WRITTEN TASK
Locate the word "should" in the material, then show every line that holds it.

Rows from a dataset:
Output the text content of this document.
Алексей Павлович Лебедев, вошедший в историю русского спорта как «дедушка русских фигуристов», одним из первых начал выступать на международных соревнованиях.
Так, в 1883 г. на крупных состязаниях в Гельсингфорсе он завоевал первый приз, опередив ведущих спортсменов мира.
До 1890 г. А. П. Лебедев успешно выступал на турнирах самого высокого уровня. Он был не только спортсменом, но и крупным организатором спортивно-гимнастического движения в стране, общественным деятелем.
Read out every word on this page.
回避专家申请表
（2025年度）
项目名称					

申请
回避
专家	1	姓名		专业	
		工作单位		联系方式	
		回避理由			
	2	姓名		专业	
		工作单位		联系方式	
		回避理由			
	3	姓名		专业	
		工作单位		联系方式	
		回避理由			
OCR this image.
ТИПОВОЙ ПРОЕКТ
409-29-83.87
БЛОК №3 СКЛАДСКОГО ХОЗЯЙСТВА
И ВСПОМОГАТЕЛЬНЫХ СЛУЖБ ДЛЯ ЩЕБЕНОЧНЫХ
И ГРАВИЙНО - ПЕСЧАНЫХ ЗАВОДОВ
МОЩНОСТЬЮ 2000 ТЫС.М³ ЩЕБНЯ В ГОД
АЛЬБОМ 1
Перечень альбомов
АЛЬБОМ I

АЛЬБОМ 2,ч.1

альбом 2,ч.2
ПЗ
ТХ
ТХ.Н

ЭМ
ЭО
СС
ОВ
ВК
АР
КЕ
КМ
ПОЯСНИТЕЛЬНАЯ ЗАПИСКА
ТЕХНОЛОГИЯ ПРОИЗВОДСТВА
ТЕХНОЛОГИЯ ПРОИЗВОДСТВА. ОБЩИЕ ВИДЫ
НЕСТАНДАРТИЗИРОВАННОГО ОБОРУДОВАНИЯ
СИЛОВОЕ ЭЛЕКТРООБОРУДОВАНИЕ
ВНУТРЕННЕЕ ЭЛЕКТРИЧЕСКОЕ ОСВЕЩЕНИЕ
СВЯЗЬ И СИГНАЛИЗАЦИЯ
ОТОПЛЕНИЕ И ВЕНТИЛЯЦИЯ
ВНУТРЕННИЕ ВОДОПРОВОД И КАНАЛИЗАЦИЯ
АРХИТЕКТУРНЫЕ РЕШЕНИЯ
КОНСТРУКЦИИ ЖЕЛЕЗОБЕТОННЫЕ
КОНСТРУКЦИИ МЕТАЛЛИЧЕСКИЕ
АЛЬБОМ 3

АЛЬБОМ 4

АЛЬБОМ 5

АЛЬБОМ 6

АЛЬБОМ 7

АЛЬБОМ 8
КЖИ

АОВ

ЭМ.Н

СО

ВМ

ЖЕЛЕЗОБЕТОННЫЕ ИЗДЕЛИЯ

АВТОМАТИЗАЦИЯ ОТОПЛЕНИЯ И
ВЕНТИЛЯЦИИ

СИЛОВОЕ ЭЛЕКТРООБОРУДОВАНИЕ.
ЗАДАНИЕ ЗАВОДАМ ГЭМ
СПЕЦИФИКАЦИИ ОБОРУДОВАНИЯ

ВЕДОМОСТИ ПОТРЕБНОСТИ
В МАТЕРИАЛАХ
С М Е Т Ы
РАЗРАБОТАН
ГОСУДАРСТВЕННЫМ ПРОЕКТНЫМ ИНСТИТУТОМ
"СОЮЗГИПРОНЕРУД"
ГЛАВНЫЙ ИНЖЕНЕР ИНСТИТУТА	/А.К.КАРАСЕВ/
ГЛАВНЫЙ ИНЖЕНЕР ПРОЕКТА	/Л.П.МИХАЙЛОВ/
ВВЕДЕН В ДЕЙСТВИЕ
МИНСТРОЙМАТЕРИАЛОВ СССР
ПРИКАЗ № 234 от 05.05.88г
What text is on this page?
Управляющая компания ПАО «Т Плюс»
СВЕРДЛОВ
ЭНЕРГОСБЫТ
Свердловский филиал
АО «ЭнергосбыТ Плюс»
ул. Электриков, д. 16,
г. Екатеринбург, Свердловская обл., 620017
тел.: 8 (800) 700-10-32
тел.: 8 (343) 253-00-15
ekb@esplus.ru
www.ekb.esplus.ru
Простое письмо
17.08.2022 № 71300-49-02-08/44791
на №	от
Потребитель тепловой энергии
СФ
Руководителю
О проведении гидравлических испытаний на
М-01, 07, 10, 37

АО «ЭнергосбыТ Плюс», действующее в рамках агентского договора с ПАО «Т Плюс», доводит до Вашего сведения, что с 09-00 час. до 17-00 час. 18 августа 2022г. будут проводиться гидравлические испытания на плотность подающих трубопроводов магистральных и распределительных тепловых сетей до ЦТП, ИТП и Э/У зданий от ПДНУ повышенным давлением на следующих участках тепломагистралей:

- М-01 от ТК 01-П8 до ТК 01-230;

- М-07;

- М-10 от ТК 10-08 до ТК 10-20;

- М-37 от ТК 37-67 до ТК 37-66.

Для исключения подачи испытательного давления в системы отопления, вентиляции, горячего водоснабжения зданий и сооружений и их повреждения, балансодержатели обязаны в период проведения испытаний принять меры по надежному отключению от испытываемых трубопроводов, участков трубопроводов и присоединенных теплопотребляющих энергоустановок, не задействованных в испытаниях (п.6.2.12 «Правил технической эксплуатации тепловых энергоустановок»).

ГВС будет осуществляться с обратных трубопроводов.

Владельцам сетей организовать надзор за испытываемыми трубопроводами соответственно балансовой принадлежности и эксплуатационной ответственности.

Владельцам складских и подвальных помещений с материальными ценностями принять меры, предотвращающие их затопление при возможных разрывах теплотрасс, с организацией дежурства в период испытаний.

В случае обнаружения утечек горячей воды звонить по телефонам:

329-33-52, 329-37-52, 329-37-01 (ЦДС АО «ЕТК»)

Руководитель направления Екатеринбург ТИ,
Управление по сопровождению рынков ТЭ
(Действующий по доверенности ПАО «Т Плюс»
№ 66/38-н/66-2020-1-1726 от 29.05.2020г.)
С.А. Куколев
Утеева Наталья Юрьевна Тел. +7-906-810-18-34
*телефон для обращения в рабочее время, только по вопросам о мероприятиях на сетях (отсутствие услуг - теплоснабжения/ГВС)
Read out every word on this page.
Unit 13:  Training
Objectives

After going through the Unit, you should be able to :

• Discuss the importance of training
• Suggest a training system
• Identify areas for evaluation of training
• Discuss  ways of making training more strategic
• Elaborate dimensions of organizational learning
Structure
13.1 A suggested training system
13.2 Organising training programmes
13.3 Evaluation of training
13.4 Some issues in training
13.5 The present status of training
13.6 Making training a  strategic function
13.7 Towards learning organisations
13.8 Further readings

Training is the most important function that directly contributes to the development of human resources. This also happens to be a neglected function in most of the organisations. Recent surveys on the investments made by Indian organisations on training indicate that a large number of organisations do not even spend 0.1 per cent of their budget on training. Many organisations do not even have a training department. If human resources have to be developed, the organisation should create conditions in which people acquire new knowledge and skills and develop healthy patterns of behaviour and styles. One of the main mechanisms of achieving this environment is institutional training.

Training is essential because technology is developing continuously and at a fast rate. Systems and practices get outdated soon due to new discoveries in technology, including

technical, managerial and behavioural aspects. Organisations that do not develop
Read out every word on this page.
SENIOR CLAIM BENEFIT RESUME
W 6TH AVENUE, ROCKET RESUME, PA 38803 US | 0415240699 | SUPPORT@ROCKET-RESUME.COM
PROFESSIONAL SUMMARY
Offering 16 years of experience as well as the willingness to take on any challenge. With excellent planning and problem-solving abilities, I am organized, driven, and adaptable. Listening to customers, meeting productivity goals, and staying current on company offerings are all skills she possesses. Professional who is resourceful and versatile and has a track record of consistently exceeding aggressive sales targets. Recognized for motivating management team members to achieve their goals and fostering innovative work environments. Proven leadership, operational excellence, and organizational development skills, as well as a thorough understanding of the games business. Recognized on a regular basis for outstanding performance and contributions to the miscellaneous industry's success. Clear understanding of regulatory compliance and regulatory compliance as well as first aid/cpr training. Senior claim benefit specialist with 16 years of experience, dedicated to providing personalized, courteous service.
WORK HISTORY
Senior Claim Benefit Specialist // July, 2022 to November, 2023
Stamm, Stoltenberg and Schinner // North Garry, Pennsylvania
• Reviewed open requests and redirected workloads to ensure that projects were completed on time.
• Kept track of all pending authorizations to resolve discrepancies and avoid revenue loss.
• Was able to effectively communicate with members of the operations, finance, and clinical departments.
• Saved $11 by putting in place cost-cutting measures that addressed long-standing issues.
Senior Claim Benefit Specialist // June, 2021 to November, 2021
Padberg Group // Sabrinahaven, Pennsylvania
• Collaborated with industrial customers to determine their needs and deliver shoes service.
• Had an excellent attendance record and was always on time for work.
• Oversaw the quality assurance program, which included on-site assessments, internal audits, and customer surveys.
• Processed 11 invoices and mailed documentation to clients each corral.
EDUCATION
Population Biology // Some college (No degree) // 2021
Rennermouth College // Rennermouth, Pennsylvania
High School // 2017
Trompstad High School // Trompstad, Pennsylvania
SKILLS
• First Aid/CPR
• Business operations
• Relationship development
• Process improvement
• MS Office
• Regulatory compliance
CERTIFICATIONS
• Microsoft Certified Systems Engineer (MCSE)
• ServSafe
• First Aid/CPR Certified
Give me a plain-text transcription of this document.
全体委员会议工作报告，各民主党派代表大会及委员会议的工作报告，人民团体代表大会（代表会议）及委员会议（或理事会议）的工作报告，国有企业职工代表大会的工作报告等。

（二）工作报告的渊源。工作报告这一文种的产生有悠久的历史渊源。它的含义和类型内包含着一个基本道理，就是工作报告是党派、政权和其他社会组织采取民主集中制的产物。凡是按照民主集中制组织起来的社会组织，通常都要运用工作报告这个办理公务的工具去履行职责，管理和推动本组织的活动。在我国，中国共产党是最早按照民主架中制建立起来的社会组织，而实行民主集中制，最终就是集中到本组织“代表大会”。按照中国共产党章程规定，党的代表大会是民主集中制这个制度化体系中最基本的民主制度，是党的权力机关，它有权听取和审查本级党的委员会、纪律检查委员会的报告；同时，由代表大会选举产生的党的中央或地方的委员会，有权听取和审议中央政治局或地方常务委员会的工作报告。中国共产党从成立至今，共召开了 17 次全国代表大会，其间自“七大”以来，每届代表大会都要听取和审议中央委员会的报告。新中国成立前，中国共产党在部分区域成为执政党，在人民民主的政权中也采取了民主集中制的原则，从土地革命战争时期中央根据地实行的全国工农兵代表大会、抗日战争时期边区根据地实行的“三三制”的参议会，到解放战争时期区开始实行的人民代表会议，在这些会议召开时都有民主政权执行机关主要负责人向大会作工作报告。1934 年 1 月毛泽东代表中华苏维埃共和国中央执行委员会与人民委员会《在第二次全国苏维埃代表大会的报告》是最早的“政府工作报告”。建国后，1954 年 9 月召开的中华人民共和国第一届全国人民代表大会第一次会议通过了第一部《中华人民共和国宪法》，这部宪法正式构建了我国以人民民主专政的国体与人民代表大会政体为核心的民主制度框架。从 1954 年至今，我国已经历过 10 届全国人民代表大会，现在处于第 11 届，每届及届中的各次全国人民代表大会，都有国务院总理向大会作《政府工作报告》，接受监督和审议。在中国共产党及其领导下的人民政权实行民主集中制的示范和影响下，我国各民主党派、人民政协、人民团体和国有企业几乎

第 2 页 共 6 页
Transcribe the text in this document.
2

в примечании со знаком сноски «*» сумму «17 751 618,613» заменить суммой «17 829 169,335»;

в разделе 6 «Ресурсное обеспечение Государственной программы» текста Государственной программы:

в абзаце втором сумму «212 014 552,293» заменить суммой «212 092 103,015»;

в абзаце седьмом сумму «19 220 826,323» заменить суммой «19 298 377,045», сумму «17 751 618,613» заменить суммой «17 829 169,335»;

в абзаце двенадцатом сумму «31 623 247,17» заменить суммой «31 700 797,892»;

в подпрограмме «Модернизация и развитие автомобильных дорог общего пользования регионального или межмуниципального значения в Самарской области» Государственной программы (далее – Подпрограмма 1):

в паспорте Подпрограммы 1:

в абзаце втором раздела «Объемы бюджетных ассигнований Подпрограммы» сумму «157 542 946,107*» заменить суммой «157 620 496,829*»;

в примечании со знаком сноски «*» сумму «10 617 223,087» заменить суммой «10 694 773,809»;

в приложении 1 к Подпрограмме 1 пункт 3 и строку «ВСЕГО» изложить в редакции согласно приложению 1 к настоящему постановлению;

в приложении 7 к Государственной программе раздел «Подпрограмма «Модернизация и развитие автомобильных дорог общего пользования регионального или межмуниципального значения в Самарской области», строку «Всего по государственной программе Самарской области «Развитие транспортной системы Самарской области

SOLUTION TO THIS PROBLEM
After going through the Unit, you should be able to :
Training is the most important function that directly contributes to the development of human resources. This also happens to be a neglected function in most of the organisations. Recent surveys on the investments made by Indian organisations on training indicate that a large number of organisations do not even spend 0.1 per cent of their budget on training. Many organisations do not even have a training department. If human resources have to be developed, the organisation should create conditions in which people acquire new knowledge and skills and develop healthy patterns of behaviour and styles. One of the main mechanisms of achieving this environment is institutional training.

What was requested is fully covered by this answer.